-- start TEXT PROVIDED --

2. The hearing aid transducer as claimed in claim 1, wherein said fluid comprises a paste.
3. The hearing aid transducer as claimed in claim 1, wherein said fluid comprises a gel.
4. The hearing aid transducer as claimed in claim 1, wherein said fluid is within the tunnel of said coil.
5. The hearing aid transducer as claimed in claim 1, wherein said fluid is within the gap of said magnet structure.
6. The hearing aid transducer as claimed in claim 5, wherein said fluid comprises a colloidal suspension of soft magnetic particles in oil.
7. The hearing aid transducer as claimed in claim 1, wherein the viscosity of said fluid is greater than 1 centipoise and less than 50 centipoise.
8. The hearing aid transducer as claimed in claim 7, wherein the viscosity of said fluid is greater than 12.5 centipoise and less than 37.5 centipoise.
9. The hearing aid transducer as claimed in claim 8, wherein the viscosity of said fluid is 25 centipoise.
Description
TECHNICAL FIELD

The present invention relates to electroacoustic transducers with shock protection. More particularly, the present invention relates to the use of fluid having a viscosity greater than air within an electroacoustic transducer to provide shock protection.

BACKGROUND OF THE INVENTION

Electroacoustic transducers typically include a pair of spaced permanent magnets forming a magnetic gap, a coil having a tunnel therethrough, and a reed armature. The armature is attached to a diaphragm by a drive rod. In normal operation, the armature does not contact the magnets or the coil. The armature can be easily damaged by over-deflection if the transducer experiences a shock, e.g., from being dropped. Because decreasing the size of an electroacoustic transducer decreases the tolerance of the transducer, the affect of shock on transducers becomes more significant as smaller transducers are designed.

One method of providing shock protection to a transducer is to limit the degree of deflection of the armature. For example, U.S. patent application Ser. No. 08/416,887, filed on Jun. 2, 1995, and allowed on Jan. 7, 1997, discloses a formation and/or a restriction on the armature to limit the deflection of the armature.

-- end TEXT PROVIDED --

■ WHAT THIS EXERCISE ASKS
A) In the transducer patent text, what attaches the armature to the diaphragm?
B) Extend the transducer patent text past its final sentence.
The lines after the transducer patent text are not needed for any of this.

-- start GIVEN DATA --

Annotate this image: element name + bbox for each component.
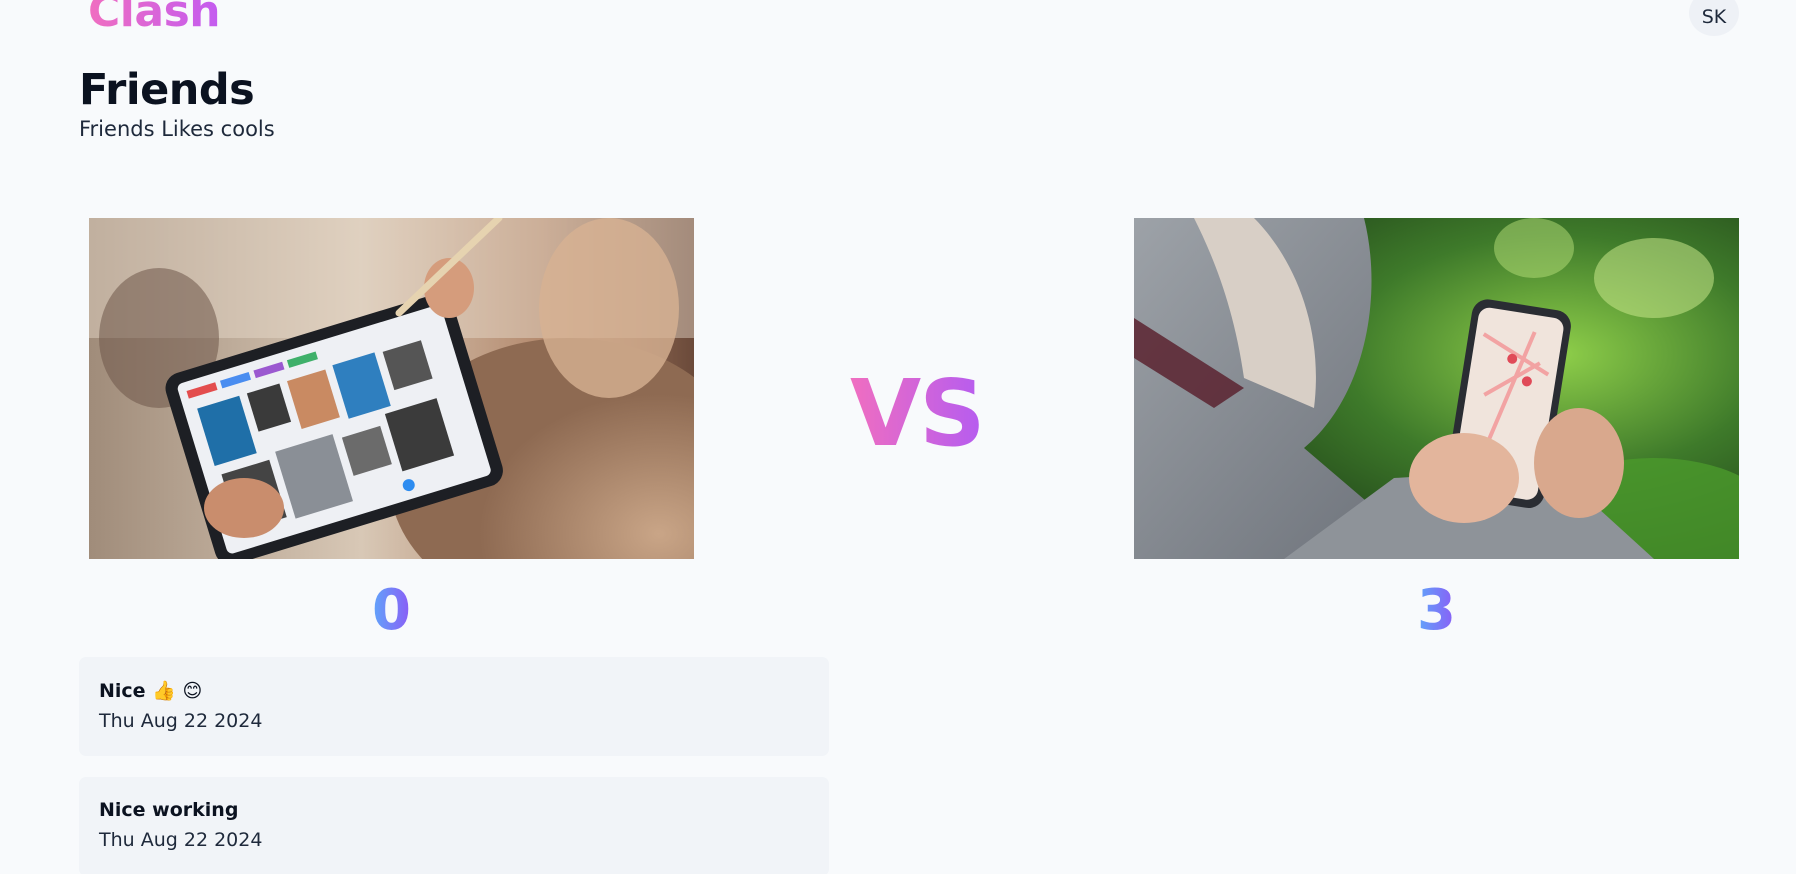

-- end GIVEN DATA --

■ ANSWERS BELOW
A) A drive rod.

B)
Magnetic fluid is known for its use in loudspeakers to dissipate heat by increasing the thermal conduction from the voice coil to the metal motor components. Loudspeakers require these heat dissipaters because they are very inefficient, and therefore, most of the power required to operate the loudspeakers is converted into heat.

SUMMARY OF THE INVENTION

The present invention provides shock protection, thus, reducing possible damage to electroacoustic transducers by placing fluid having a viscosity greater than air between the armature and any stationary element of the transducer. The present invention may also result in acoustical damping of the transducers.

In one embodiment of the present invention, the fluid is placed within the tunnel of the coil. In a second embodiment, the fluid is placed within the magnetic gap between the first magnet and the second magnet.

The use of fluid in an electroacoustic transducer may eliminate the need for components in the transducers, such as reed snubbers, dedicated to providing shock resistance. The use of fluids in the transducer may also eliminate the need for dampening components or methods typically used in hearing aid receivers, e.g., screen dampers in the output tubes, precision piercing of receiver diaphragms, and viscous damping materials between the armature and the static receiver component used to dampen undesirable armature vibrational modes. The presence of fluids in transducers may also serve to reduce or eliminate the corrosion on the surface of any metallic components with which the fluids come into contact. These metallic components include the armature, magnets, stack, coil, etc.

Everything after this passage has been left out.